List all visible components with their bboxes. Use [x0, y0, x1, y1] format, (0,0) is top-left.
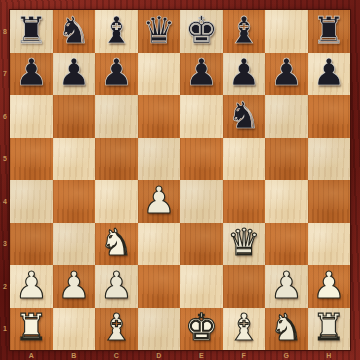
square-d1[interactable] — [138, 308, 181, 351]
piece-white-pawn[interactable]: ♟︎ — [57, 267, 90, 304]
file-label-d: D — [138, 350, 181, 360]
piece-white-pawn[interactable]: ♟︎ — [270, 267, 303, 304]
square-d8[interactable]: ♛︎ — [138, 10, 181, 53]
square-e7[interactable]: ♟︎ — [180, 53, 223, 96]
rank-label-7: 7 — [0, 53, 10, 96]
square-h8[interactable]: ♜︎ — [308, 10, 351, 53]
square-d2[interactable] — [138, 265, 181, 308]
square-c5[interactable] — [95, 138, 138, 181]
square-f3[interactable]: ♛︎ — [223, 223, 266, 266]
square-g7[interactable]: ♟︎ — [265, 53, 308, 96]
square-h4[interactable] — [308, 180, 351, 223]
piece-white-king[interactable]: ♚︎ — [185, 309, 218, 346]
piece-black-knight[interactable]: ♞︎ — [57, 12, 90, 49]
piece-white-rook[interactable]: ♜︎ — [15, 309, 48, 346]
piece-black-pawn[interactable]: ♟︎ — [227, 54, 260, 91]
piece-black-pawn[interactable]: ♟︎ — [57, 54, 90, 91]
piece-white-bishop[interactable]: ♝︎ — [227, 309, 260, 346]
square-h3[interactable] — [308, 223, 351, 266]
piece-black-knight[interactable]: ♞︎ — [227, 97, 260, 134]
file-label-a: A — [10, 350, 53, 360]
piece-white-pawn[interactable]: ♟︎ — [100, 267, 133, 304]
piece-white-rook[interactable]: ♜︎ — [312, 309, 345, 346]
piece-black-rook[interactable]: ♜︎ — [15, 12, 48, 49]
rank-label-6: 6 — [0, 95, 10, 138]
square-e8[interactable]: ♚︎ — [180, 10, 223, 53]
square-d4[interactable]: ♟︎ — [138, 180, 181, 223]
piece-black-pawn[interactable]: ♟︎ — [15, 54, 48, 91]
square-e4[interactable] — [180, 180, 223, 223]
square-e6[interactable] — [180, 95, 223, 138]
square-a6[interactable] — [10, 95, 53, 138]
square-a1[interactable]: ♜︎ — [10, 308, 53, 351]
piece-black-pawn[interactable]: ♟︎ — [100, 54, 133, 91]
square-b5[interactable] — [53, 138, 96, 181]
square-e5[interactable] — [180, 138, 223, 181]
square-d6[interactable] — [138, 95, 181, 138]
square-h5[interactable] — [308, 138, 351, 181]
file-label-f: F — [223, 350, 266, 360]
square-f8[interactable]: ♝︎ — [223, 10, 266, 53]
square-f7[interactable]: ♟︎ — [223, 53, 266, 96]
square-b6[interactable] — [53, 95, 96, 138]
square-b7[interactable]: ♟︎ — [53, 53, 96, 96]
rank-label-2: 2 — [0, 265, 10, 308]
square-e2[interactable] — [180, 265, 223, 308]
piece-black-pawn[interactable]: ♟︎ — [185, 54, 218, 91]
square-e3[interactable] — [180, 223, 223, 266]
piece-black-bishop[interactable]: ♝︎ — [227, 12, 260, 49]
square-c1[interactable]: ♝︎ — [95, 308, 138, 351]
square-b4[interactable] — [53, 180, 96, 223]
square-a5[interactable] — [10, 138, 53, 181]
square-g5[interactable] — [265, 138, 308, 181]
square-b8[interactable]: ♞︎ — [53, 10, 96, 53]
file-label-h: H — [308, 350, 351, 360]
square-f1[interactable]: ♝︎ — [223, 308, 266, 351]
square-d3[interactable] — [138, 223, 181, 266]
square-b2[interactable]: ♟︎ — [53, 265, 96, 308]
square-d5[interactable] — [138, 138, 181, 181]
square-g2[interactable]: ♟︎ — [265, 265, 308, 308]
square-a8[interactable]: ♜︎ — [10, 10, 53, 53]
piece-white-knight[interactable]: ♞︎ — [270, 309, 303, 346]
rank-labels: 87654321 — [0, 10, 10, 350]
square-g3[interactable] — [265, 223, 308, 266]
square-g1[interactable]: ♞︎ — [265, 308, 308, 351]
square-h2[interactable]: ♟︎ — [308, 265, 351, 308]
square-b1[interactable] — [53, 308, 96, 351]
piece-white-pawn[interactable]: ♟︎ — [142, 182, 175, 219]
square-a4[interactable] — [10, 180, 53, 223]
piece-black-rook[interactable]: ♜︎ — [312, 12, 345, 49]
piece-black-pawn[interactable]: ♟︎ — [270, 54, 303, 91]
square-g8[interactable] — [265, 10, 308, 53]
chessboard-frame: 87654321 ABCDEFGH ♜︎♞︎♝︎♛︎♚︎♝︎♜︎♟︎♟︎♟︎♟︎… — [0, 0, 360, 360]
piece-black-pawn[interactable]: ♟︎ — [312, 54, 345, 91]
piece-white-queen[interactable]: ♛︎ — [227, 224, 260, 261]
piece-black-king[interactable]: ♚︎ — [185, 12, 218, 49]
piece-white-pawn[interactable]: ♟︎ — [15, 267, 48, 304]
chessboard: ♜︎♞︎♝︎♛︎♚︎♝︎♜︎♟︎♟︎♟︎♟︎♟︎♟︎♟︎♞︎♟︎♞︎♛︎♟︎♟︎… — [10, 10, 350, 350]
square-a3[interactable] — [10, 223, 53, 266]
rank-label-3: 3 — [0, 223, 10, 266]
piece-black-queen[interactable]: ♛︎ — [142, 12, 175, 49]
square-c2[interactable]: ♟︎ — [95, 265, 138, 308]
square-a2[interactable]: ♟︎ — [10, 265, 53, 308]
square-h6[interactable] — [308, 95, 351, 138]
square-f4[interactable] — [223, 180, 266, 223]
piece-black-bishop[interactable]: ♝︎ — [100, 12, 133, 49]
piece-white-bishop[interactable]: ♝︎ — [100, 309, 133, 346]
square-h1[interactable]: ♜︎ — [308, 308, 351, 351]
square-d7[interactable] — [138, 53, 181, 96]
rank-label-8: 8 — [0, 10, 10, 53]
square-g4[interactable] — [265, 180, 308, 223]
file-label-e: E — [180, 350, 223, 360]
square-c3[interactable]: ♞︎ — [95, 223, 138, 266]
square-a7[interactable]: ♟︎ — [10, 53, 53, 96]
square-c4[interactable] — [95, 180, 138, 223]
square-b3[interactable] — [53, 223, 96, 266]
square-g6[interactable] — [265, 95, 308, 138]
piece-white-knight[interactable]: ♞︎ — [100, 224, 133, 261]
square-h7[interactable]: ♟︎ — [308, 53, 351, 96]
square-c6[interactable] — [95, 95, 138, 138]
square-c8[interactable]: ♝︎ — [95, 10, 138, 53]
file-label-c: C — [95, 350, 138, 360]
file-label-b: B — [53, 350, 96, 360]
rank-label-4: 4 — [0, 180, 10, 223]
square-f5[interactable] — [223, 138, 266, 181]
square-c7[interactable]: ♟︎ — [95, 53, 138, 96]
square-e1[interactable]: ♚︎ — [180, 308, 223, 351]
rank-label-1: 1 — [0, 308, 10, 351]
square-f2[interactable] — [223, 265, 266, 308]
rank-label-5: 5 — [0, 138, 10, 181]
file-labels: ABCDEFGH — [10, 350, 350, 360]
square-f6[interactable]: ♞︎ — [223, 95, 266, 138]
piece-white-pawn[interactable]: ♟︎ — [312, 267, 345, 304]
file-label-g: G — [265, 350, 308, 360]
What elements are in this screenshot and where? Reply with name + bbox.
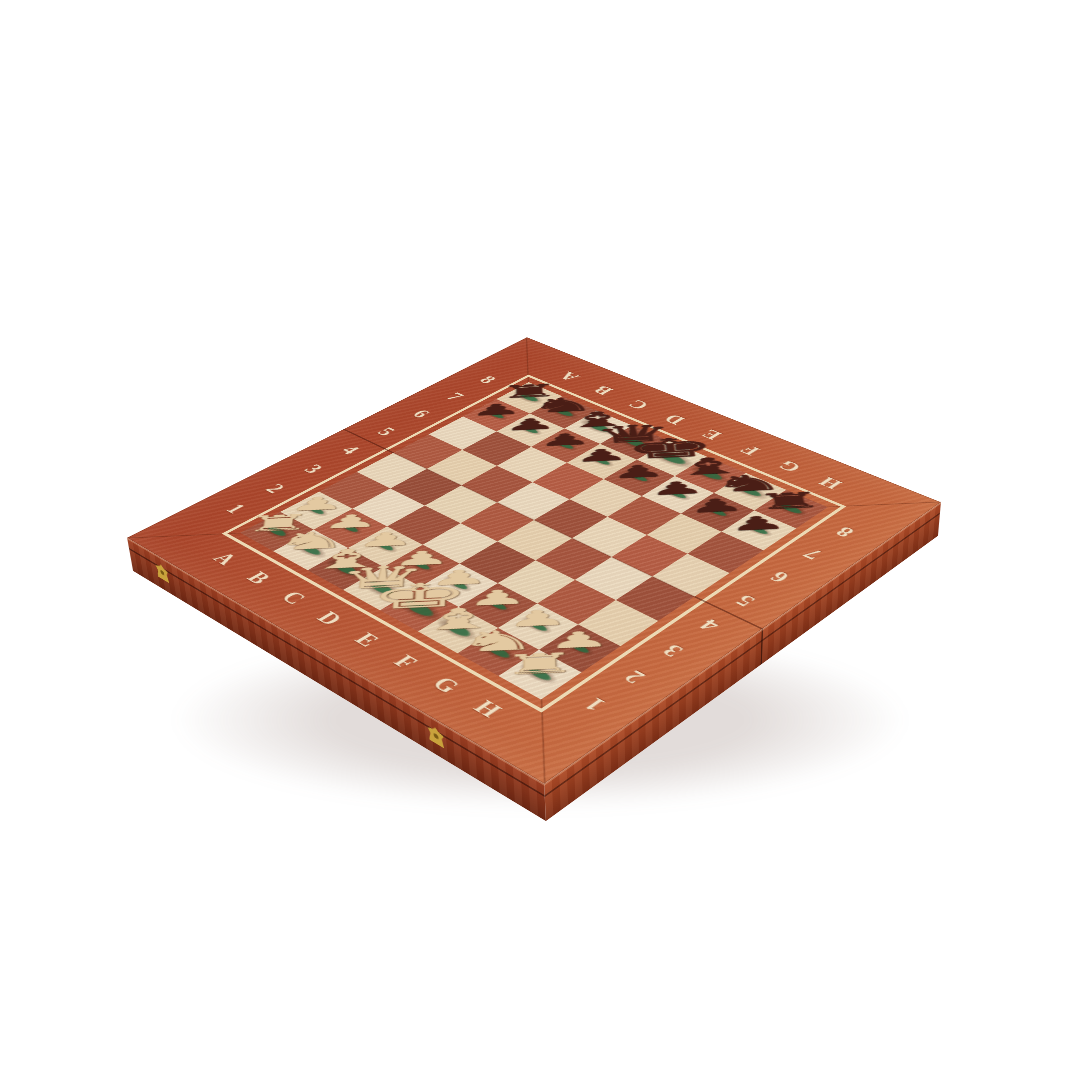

==*==

■ **WORK TO DO**
Pick out each line in the entries above that contains the word "queen" and copy every such line in full.

■ **TASK ANSWER**
piece-white-queen[interactable]: ♛︎ — [227, 224, 260, 261]
piece-black-queen[interactable]: ♛︎ — [142, 12, 175, 49]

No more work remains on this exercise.